(Data entries)
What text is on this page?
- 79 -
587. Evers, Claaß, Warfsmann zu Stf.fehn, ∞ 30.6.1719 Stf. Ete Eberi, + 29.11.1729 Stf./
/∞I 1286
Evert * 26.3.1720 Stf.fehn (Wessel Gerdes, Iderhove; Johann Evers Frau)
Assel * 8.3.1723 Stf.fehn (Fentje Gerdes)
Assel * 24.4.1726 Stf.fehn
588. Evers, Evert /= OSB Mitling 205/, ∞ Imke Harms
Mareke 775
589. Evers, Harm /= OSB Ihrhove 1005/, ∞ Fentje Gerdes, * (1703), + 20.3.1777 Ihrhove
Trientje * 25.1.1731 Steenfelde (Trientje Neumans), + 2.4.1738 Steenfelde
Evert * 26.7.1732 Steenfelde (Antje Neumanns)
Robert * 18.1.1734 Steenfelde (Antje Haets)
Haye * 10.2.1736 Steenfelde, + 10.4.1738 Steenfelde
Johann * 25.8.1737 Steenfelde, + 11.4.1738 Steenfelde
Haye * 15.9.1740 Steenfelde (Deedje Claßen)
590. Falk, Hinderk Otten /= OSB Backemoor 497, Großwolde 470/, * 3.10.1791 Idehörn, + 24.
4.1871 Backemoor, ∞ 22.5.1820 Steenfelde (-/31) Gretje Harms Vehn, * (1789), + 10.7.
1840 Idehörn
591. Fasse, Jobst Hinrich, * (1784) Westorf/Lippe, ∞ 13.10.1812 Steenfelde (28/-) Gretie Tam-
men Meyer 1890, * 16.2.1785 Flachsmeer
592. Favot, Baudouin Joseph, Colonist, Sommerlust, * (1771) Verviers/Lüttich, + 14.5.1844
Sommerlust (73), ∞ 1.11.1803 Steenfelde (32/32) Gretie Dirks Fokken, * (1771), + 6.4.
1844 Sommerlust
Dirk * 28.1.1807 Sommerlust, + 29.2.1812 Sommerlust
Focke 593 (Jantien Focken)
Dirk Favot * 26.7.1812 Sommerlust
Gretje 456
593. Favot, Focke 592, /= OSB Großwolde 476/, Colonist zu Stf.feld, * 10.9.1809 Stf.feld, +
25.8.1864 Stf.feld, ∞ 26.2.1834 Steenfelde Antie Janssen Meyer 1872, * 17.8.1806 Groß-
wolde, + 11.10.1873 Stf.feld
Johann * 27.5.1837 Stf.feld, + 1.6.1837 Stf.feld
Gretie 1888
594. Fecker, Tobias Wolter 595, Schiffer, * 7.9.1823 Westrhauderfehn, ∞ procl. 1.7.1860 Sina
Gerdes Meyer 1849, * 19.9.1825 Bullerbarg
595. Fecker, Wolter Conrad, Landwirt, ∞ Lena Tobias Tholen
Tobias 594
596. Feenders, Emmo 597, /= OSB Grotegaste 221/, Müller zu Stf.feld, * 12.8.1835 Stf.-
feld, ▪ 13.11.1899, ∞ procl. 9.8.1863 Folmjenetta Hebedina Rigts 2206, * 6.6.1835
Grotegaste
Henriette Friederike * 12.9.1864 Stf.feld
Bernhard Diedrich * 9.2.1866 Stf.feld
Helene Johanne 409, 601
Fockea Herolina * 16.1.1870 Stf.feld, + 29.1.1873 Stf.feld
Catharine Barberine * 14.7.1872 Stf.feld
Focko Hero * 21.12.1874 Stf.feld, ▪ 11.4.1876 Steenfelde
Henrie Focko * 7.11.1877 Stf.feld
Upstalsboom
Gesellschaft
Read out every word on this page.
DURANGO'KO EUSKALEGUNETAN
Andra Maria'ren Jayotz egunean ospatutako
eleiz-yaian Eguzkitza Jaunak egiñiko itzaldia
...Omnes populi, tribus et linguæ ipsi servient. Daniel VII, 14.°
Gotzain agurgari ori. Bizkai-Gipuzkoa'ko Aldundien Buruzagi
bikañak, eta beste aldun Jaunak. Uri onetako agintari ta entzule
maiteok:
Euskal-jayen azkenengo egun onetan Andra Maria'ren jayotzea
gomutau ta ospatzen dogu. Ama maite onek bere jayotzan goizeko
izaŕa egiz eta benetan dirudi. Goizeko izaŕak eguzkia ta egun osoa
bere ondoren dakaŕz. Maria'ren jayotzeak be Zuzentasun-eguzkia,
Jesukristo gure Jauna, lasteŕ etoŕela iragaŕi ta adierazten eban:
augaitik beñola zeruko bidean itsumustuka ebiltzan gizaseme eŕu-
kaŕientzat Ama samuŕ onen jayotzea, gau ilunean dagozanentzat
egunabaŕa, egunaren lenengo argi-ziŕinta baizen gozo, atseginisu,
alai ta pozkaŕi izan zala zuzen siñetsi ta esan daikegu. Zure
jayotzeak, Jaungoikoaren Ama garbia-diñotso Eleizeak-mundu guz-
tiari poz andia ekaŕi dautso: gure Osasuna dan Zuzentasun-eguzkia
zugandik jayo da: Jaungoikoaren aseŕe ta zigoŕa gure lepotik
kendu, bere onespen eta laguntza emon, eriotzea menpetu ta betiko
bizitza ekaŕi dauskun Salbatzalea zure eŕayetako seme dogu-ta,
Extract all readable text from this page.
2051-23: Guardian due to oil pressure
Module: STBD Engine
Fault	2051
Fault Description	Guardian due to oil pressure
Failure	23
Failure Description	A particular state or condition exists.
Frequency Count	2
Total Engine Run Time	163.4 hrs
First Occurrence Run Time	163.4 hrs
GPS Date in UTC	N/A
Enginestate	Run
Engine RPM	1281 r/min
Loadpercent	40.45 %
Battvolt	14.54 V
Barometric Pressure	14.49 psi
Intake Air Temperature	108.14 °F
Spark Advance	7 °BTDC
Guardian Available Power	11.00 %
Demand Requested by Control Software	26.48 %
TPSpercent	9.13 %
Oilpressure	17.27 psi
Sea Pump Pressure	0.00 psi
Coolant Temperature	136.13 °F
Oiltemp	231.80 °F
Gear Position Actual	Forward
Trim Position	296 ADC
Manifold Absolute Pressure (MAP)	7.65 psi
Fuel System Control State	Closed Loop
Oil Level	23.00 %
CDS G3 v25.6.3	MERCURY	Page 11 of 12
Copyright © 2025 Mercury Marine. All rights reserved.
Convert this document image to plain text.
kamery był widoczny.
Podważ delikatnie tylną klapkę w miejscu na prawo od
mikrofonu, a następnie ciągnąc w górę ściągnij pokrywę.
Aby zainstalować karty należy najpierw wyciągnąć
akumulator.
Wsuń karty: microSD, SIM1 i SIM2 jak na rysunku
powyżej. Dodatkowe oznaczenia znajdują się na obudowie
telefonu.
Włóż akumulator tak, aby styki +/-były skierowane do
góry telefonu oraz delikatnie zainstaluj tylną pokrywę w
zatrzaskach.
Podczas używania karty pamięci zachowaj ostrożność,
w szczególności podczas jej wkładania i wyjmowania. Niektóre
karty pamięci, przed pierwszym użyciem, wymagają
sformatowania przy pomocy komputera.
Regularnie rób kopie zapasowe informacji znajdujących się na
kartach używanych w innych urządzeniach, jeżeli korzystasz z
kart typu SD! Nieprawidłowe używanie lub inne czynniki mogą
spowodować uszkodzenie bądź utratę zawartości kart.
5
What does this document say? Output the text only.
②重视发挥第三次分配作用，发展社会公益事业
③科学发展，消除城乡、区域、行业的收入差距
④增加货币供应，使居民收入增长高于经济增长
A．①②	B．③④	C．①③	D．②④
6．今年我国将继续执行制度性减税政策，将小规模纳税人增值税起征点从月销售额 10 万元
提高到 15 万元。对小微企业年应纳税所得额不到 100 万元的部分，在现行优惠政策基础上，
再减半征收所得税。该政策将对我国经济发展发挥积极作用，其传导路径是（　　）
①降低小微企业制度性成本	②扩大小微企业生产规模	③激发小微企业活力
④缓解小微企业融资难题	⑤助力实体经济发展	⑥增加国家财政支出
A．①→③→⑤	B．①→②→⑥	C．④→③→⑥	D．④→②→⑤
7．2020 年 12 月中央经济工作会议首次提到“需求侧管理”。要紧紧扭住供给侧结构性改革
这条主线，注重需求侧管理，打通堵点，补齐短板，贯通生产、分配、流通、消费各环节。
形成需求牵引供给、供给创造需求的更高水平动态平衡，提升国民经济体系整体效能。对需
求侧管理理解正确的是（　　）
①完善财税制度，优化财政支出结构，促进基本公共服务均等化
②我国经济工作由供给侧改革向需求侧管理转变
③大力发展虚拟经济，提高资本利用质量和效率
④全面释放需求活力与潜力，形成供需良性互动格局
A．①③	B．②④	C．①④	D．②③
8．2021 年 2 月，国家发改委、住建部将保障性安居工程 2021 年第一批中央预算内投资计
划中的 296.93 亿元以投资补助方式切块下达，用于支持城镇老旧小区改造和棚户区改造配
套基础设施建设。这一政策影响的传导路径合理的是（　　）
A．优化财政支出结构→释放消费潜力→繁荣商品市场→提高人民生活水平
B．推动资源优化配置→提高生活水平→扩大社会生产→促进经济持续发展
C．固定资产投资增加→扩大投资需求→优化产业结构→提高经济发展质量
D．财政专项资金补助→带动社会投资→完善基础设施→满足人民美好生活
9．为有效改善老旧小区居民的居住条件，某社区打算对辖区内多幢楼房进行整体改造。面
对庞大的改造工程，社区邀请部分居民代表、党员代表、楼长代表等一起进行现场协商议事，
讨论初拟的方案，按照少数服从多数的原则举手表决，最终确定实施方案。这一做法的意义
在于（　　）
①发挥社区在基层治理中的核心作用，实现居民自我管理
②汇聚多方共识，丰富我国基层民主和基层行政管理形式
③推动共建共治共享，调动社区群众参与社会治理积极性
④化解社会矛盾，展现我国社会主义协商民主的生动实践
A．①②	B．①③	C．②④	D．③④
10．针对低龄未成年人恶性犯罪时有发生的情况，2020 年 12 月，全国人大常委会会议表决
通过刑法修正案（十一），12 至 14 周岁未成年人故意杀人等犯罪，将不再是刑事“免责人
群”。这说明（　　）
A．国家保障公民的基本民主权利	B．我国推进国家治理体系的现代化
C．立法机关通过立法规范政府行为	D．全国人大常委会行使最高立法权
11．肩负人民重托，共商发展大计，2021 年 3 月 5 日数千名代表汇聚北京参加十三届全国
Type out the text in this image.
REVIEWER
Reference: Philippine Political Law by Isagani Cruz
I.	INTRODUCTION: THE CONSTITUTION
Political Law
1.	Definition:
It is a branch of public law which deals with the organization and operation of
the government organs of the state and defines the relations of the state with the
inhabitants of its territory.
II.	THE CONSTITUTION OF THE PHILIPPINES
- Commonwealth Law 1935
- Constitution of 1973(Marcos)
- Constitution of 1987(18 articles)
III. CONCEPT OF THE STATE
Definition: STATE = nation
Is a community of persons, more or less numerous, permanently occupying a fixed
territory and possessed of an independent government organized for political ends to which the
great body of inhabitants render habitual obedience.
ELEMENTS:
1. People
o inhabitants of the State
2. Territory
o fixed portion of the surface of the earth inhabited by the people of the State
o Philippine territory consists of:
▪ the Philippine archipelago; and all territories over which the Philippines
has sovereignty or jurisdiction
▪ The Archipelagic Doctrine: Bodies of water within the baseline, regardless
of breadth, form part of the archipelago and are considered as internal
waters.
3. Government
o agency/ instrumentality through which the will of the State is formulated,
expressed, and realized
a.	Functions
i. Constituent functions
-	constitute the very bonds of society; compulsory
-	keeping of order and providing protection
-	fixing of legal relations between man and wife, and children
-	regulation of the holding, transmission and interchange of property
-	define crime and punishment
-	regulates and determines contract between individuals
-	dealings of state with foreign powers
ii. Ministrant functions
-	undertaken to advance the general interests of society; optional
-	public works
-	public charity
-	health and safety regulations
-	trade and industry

- Your instructions -
With the line containing "Type out the text in this image." as the first and the last line of the records as the final one, print exactly the lines in that span.

- Exercise result -
Type out the text in this image.
REVIEWER
Reference: Philippine Political Law by Isagani Cruz
I.	INTRODUCTION: THE CONSTITUTION
Political Law
1.	Definition:
It is a branch of public law which deals with the organization and operation of
the government organs of the state and defines the relations of the state with the
inhabitants of its territory.
II.	THE CONSTITUTION OF THE PHILIPPINES
- Commonwealth Law 1935
- Constitution of 1973(Marcos)
- Constitution of 1987(18 articles)
III. CONCEPT OF THE STATE
Definition: STATE = nation
Is a community of persons, more or less numerous, permanently occupying a fixed
territory and possessed of an independent government organized for political ends to which the
great body of inhabitants render habitual obedience.
ELEMENTS:
1. People
o inhabitants of the State
2. Territory
o fixed portion of the surface of the earth inhabited by the people of the State
o Philippine territory consists of:
▪ the Philippine archipelago; and all territories over which the Philippines
has sovereignty or jurisdiction
▪ The Archipelagic Doctrine: Bodies of water within the baseline, regardless
of breadth, form part of the archipelago and are considered as internal
waters.
3. Government
o agency/ instrumentality through which the will of the State is formulated,
expressed, and realized
a.	Functions
i. Constituent functions
-	constitute the very bonds of society; compulsory
-	keeping of order and providing protection
-	fixing of legal relations between man and wife, and children
-	regulation of the holding, transmission and interchange of property
-	define crime and punishment
-	regulates and determines contract between individuals
-	dealings of state with foreign powers
ii. Ministrant functions
-	undertaken to advance the general interests of society; optional
-	public works
-	public charity
-	health and safety regulations
-	trade and industry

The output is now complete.